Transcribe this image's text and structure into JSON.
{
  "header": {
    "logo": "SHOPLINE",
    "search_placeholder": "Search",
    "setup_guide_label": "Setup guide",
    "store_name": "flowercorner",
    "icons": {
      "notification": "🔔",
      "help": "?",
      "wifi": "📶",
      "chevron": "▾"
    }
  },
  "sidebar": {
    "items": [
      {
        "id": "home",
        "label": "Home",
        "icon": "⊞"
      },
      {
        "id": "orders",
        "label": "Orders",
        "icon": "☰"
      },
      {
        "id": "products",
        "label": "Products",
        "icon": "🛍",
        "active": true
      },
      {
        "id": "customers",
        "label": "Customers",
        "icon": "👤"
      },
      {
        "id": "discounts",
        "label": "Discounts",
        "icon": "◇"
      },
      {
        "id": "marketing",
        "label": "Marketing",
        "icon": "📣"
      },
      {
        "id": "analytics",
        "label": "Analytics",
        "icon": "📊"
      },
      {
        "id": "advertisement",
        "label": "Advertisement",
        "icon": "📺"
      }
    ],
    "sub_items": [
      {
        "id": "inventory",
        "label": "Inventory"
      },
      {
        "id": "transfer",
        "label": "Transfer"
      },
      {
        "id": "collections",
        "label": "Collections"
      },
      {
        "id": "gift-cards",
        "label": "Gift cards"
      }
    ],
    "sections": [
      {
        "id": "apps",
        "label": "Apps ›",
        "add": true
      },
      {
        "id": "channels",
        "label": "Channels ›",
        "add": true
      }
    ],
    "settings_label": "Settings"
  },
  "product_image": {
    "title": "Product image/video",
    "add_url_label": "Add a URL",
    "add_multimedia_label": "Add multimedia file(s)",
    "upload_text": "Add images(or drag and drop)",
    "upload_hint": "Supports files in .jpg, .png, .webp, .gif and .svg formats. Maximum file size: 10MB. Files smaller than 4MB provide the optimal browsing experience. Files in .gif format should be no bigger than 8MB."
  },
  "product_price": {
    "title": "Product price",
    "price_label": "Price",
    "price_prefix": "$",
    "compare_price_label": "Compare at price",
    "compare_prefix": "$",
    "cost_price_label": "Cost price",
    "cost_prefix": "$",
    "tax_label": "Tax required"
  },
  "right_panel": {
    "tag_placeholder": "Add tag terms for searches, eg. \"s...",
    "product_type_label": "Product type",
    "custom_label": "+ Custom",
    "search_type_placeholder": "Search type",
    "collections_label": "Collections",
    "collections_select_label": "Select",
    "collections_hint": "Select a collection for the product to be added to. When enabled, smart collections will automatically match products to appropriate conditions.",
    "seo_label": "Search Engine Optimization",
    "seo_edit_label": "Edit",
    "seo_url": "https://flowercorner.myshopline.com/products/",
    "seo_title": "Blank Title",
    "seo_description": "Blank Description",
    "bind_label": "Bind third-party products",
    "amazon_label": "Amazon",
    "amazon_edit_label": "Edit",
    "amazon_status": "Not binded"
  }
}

SHORT TASK =>
Give the number of lines in the listing above that contain "Blank", and nothing else.

ANSWER TO THIS EXERCISE =>
2